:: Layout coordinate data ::
____

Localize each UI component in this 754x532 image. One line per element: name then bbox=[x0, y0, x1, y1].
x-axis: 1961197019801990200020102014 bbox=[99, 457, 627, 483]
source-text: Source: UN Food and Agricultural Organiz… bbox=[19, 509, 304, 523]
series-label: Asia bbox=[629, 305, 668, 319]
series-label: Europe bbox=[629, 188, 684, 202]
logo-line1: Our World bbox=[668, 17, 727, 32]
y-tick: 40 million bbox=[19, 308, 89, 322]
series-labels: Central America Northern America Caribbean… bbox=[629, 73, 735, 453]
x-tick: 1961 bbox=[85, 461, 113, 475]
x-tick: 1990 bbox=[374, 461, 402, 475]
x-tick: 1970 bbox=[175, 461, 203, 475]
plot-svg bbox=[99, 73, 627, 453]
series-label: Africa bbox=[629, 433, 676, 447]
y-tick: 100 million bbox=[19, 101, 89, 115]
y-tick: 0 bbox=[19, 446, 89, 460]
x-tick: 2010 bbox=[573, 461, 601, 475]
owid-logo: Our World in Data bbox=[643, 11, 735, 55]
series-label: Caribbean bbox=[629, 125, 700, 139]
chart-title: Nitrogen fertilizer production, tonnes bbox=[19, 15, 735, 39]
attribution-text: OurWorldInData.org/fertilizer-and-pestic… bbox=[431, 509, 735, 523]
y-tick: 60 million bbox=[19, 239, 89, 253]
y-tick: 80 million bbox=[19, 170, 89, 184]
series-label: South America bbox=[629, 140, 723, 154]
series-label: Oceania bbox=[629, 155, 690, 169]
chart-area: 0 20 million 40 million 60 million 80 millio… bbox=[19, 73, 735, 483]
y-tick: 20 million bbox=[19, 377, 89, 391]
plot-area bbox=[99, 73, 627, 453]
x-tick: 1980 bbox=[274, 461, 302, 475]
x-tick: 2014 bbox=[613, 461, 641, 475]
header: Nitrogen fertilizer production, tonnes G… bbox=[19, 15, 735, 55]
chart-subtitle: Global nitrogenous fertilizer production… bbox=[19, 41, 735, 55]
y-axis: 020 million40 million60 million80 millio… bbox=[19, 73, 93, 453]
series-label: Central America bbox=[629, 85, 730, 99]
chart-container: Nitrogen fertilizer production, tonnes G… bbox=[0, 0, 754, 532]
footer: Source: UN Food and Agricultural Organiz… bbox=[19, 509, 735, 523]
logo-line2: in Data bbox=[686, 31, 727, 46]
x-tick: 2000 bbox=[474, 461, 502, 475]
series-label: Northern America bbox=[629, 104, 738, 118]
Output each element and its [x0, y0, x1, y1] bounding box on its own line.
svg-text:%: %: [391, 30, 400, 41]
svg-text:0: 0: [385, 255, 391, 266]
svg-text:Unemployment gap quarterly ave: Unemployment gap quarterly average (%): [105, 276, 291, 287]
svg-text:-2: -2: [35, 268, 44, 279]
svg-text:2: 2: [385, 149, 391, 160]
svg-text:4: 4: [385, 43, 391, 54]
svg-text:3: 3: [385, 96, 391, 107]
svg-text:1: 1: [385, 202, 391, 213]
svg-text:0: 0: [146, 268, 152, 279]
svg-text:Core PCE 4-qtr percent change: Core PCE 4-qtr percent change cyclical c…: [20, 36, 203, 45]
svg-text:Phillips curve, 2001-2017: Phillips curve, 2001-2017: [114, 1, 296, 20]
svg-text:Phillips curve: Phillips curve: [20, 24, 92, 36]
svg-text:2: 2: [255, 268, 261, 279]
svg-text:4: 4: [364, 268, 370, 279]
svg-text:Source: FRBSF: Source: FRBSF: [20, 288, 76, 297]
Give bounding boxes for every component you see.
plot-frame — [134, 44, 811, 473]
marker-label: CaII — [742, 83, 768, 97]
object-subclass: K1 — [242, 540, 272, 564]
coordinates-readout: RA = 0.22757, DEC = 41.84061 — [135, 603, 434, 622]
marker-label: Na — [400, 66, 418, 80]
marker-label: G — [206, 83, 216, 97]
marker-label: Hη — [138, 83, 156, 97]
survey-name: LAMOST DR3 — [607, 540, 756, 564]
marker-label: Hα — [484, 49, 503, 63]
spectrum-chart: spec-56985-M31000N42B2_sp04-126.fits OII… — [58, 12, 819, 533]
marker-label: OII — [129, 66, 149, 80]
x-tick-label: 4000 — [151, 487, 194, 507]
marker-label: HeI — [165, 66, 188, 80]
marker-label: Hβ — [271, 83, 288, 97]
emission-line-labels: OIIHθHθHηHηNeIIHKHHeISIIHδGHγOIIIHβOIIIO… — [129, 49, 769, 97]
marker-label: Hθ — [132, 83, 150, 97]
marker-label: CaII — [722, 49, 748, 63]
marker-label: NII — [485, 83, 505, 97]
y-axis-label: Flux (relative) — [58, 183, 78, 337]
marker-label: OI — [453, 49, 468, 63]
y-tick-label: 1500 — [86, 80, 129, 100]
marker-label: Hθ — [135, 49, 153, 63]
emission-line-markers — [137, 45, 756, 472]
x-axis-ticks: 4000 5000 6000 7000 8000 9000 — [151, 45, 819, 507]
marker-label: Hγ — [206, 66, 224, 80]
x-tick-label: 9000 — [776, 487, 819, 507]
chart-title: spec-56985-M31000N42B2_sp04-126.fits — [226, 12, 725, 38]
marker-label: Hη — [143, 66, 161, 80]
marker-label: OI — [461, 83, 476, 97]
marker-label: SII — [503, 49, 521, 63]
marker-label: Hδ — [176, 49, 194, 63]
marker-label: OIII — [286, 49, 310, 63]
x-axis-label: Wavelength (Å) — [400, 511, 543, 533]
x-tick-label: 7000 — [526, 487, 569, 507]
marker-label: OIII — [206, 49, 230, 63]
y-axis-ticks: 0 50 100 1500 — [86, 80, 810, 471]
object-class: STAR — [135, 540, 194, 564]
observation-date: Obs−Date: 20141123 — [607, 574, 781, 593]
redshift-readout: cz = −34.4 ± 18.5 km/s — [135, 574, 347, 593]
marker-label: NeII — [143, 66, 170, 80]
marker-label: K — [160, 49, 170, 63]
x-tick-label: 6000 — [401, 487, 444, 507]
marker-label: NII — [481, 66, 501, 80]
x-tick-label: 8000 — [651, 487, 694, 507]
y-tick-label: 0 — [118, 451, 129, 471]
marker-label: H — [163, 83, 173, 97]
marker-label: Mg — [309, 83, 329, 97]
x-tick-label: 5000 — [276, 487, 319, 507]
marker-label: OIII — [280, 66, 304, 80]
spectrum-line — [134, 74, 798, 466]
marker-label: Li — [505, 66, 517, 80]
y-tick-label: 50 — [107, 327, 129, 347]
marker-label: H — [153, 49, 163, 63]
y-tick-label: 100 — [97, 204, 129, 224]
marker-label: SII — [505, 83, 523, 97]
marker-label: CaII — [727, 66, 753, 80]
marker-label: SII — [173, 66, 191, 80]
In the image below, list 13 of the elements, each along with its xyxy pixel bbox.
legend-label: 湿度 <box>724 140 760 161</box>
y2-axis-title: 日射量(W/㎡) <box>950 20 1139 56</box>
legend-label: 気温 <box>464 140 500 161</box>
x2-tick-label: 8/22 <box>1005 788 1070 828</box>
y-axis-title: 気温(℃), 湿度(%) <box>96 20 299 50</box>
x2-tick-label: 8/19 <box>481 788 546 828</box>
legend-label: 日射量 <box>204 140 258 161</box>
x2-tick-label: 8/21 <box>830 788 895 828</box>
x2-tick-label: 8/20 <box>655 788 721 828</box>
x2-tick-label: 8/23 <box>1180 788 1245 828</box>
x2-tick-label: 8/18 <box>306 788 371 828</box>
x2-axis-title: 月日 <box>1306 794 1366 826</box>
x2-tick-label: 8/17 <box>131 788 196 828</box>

____

:: Stated exercise ::
Convert all of the entries above into a JSON list of strings, with one string for each line and any blank lines left out.

:: The output ::
[
  "Localize each UI component in this 754x532 image. One line per element: name then bbox=[x0, y0, x1, y1].",
  "x-axis: 1961197019801990200020102014 bbox=[99, 457, 627, 483]",
  "source-text: Source: UN Food and Agricultural Organiz… bbox=[19, 509, 304, 523]",
  "series-label: Asia bbox=[629, 305, 668, 319]",
  "series-label: Europe bbox=[629, 188, 684, 202]",
  "logo-line1: Our World bbox=[668, 17, 727, 32]",
  "y-tick: 40 million bbox=[19, 308, 89, 322]",
  "series-labels: Central America Northern America Caribbean… bbox=[629, 73, 735, 453]",
  "x-tick: 1961 bbox=[85, 461, 113, 475]",
  "x-tick: 1990 bbox=[374, 461, 402, 475]",
  "x-tick: 1970 bbox=[175, 461, 203, 475]",
  "plot-svg bbox=[99, 73, 627, 453]",
  "series-label: Africa bbox=[629, 433, 676, 447]",
  "y-tick: 100 million bbox=[19, 101, 89, 115]",
  "y-tick: 0 bbox=[19, 446, 89, 460]",
  "x-tick: 2010 bbox=[573, 461, 601, 475]",
  "owid-logo: Our World in Data bbox=[643, 11, 735, 55]",
  "series-label: Caribbean bbox=[629, 125, 700, 139]",
  "chart-title: Nitrogen fertilizer production, tonnes bbox=[19, 15, 735, 39]",
  "attribution-text: OurWorldInData.org/fertilizer-and-pestic… bbox=[431, 509, 735, 523]",
  "y-tick: 60 million bbox=[19, 239, 89, 253]",
  "y-tick: 80 million bbox=[19, 170, 89, 184]",
  "series-label: South America bbox=[629, 140, 723, 154]",
  "series-label: Oceania bbox=[629, 155, 690, 169]",
  "chart-area: 0 20 million 40 million 60 million 80 millio… bbox=[19, 73, 735, 483]",
  "y-tick: 20 million bbox=[19, 377, 89, 391]",
  "plot-area bbox=[99, 73, 627, 453]",
  "x-tick: 1980 bbox=[274, 461, 302, 475]",
  "x-tick: 2014 bbox=[613, 461, 641, 475]",
  "header: Nitrogen fertilizer production, tonnes G… bbox=[19, 15, 735, 55]",
  "chart-subtitle: Global nitrogenous fertilizer production… bbox=[19, 41, 735, 55]",
  "y-axis: 020 million40 million60 million80 millio… bbox=[19, 73, 93, 453]",
  "series-label: Central America bbox=[629, 85, 730, 99]",
  "chart-container: Nitrogen fertilizer production, tonnes G… bbox=[0, 0, 754, 532]",
  "footer: Source: UN Food and Agricultural Organiz… bbox=[19, 509, 735, 523]",
  "logo-line2: in Data bbox=[686, 31, 727, 46]",
  "x-tick: 2000 bbox=[474, 461, 502, 475]",
  "series-label: Northern America bbox=[629, 104, 738, 118]",
  "Output each element and its [x0, y0, x1, y1] bounding box on its own line.",
  "svg-text:%: %: [391, 30, 400, 41]",
  "svg-text:0: 0: [385, 255, 391, 266]",
  "svg-text:Unemployment gap quarterly ave: Unemployment gap quarterly average (%): [105, 276, 291, 287]",
  "svg-text:-2: -2: [35, 268, 44, 279]",
  "svg-text:2: 2: [385, 149, 391, 160]",
  "svg-text:4: 4: [385, 43, 391, 54]",
  "svg-text:3: 3: [385, 96, 391, 107]",
  "svg-text:1: 1: [385, 202, 391, 213]",
  "svg-text:0: 0: [146, 268, 152, 279]",
  "svg-text:Core PCE 4-qtr percent change: Core PCE 4-qtr percent change cyclical c…: [20, 36, 203, 45]",
  "svg-text:Phillips curve, 2001-2017: Phillips curve, 2001-2017: [114, 1, 296, 20]",
  "svg-text:Phillips curve: Phillips curve: [20, 24, 92, 36]",
  "svg-text:2: 2: [255, 268, 261, 279]",
  "svg-text:4: 4: [364, 268, 370, 279]",
  "svg-text:Source: FRBSF: Source: FRBSF: [20, 288, 76, 297]",
  "Give bounding boxes for every component you see.",
  "plot-frame — [134, 44, 811, 473]",
  "marker-label: CaII — [742, 83, 768, 97]",
  "object-subclass: K1 — [242, 540, 272, 564]",
  "coordinates-readout: RA = 0.22757, DEC = 41.84061 — [135, 603, 434, 622]",
  "marker-label: Na — [400, 66, 418, 80]",
  "marker-label: G — [206, 83, 216, 97]",
  "marker-label: Hη — [138, 83, 156, 97]",
  "survey-name: LAMOST DR3 — [607, 540, 756, 564]",
  "marker-label: Hα — [484, 49, 503, 63]",
  "spectrum-chart: spec-56985-M31000N42B2_sp04-126.fits OII… — [58, 12, 819, 533]",
  "marker-label: OII — [129, 66, 149, 80]",
  "x-tick-label: 4000 — [151, 487, 194, 507]",
  "marker-label: HeI — [165, 66, 188, 80]",
  "marker-label: Hβ — [271, 83, 288, 97]",
  "emission-line-labels: OIIHθHθHηHηNeIIHKHHeISIIHδGHγOIIIHβOIIIO… — [129, 49, 769, 97]",
  "marker-label: Hθ — [132, 83, 150, 97]",
  "marker-label: CaII — [722, 49, 748, 63]",
  "marker-label: NII — [485, 83, 505, 97]",
  "y-axis-label: Flux (relative) — [58, 183, 78, 337]",
  "marker-label: OI — [453, 49, 468, 63]",
  "y-tick-label: 1500 — [86, 80, 129, 100]",
  "marker-label: Hθ — [135, 49, 153, 63]",
  "emission-line-markers — [137, 45, 756, 472]",
  "x-axis-ticks: 4000 5000 6000 7000 8000 9000 — [151, 45, 819, 507]",
  "marker-label: Hγ — [206, 66, 224, 80]",
  "x-tick-label: 9000 — [776, 487, 819, 507]",
  "chart-title: spec-56985-M31000N42B2_sp04-126.fits — [226, 12, 725, 38]",
  "marker-label: Hη — [143, 66, 161, 80]",
  "marker-label: OI — [461, 83, 476, 97]",
  "marker-label: SII — [503, 49, 521, 63]",
  "marker-label: Hδ — [176, 49, 194, 63]",
  "marker-label: OIII — [286, 49, 310, 63]",
  "x-axis-label: Wavelength (Å) — [400, 511, 543, 533]",
  "x-tick-label: 7000 — [526, 487, 569, 507]",
  "marker-label: OIII — [206, 49, 230, 63]",
  "y-axis-ticks: 0 50 100 1500 — [86, 80, 810, 471]",
  "object-class: STAR — [135, 540, 194, 564]",
  "observation-date: Obs−Date: 20141123 — [607, 574, 781, 593]",
  "redshift-readout: cz = −34.4 ± 18.5 km/s — [135, 574, 347, 593]",
  "marker-label: NeII — [143, 66, 170, 80]",
  "marker-label: K — [160, 49, 170, 63]",
  "x-tick-label: 6000 — [401, 487, 444, 507]",
  "marker-label: NII — [481, 66, 501, 80]",
  "x-tick-label: 8000 — [651, 487, 694, 507]",
  "y-tick-label: 0 — [118, 451, 129, 471]",
  "marker-label: H — [163, 83, 173, 97]",
  "marker-label: Mg — [309, 83, 329, 97]",
  "x-tick-label: 5000 — [276, 487, 319, 507]",
  "marker-label: OIII — [280, 66, 304, 80]",
  "spectrum-line — [134, 74, 798, 466]",
  "marker-label: Li — [505, 66, 517, 80]",
  "y-tick-label: 50 — [107, 327, 129, 347]",
  "marker-label: H — [153, 49, 163, 63]",
  "y-tick-label: 100 — [97, 204, 129, 224]",
  "marker-label: SII — [505, 83, 523, 97]",
  "marker-label: CaII — [727, 66, 753, 80]",
  "marker-label: SII — [173, 66, 191, 80]",
  "In the image below, list 13 of the elements, each along with its xyxy pixel bbox.",
  "legend-label: 湿度 <box>724 140 760 161</box>",
  "y2-axis-title: 日射量(W/㎡) <box>950 20 1139 56</box>",
  "legend-label: 気温 <box>464 140 500 161</box>",
  "x2-tick-label: 8/22 <box>1005 788 1070 828</box>",
  "y-axis-title: 気温(℃), 湿度(%) <box>96 20 299 50</box>",
  "x2-tick-label: 8/19 <box>481 788 546 828</box>",
  "legend-label: 日射量 <box>204 140 258 161</box>",
  "x2-tick-label: 8/21 <box>830 788 895 828</box>",
  "x2-tick-label: 8/20 <box>655 788 721 828</box>",
  "x2-tick-label: 8/23 <box>1180 788 1245 828</box>",
  "x2-tick-label: 8/18 <box>306 788 371 828</box>",
  "x2-axis-title: 月日 <box>1306 794 1366 826</box>",
  "x2-tick-label: 8/17 <box>131 788 196 828</box>"
]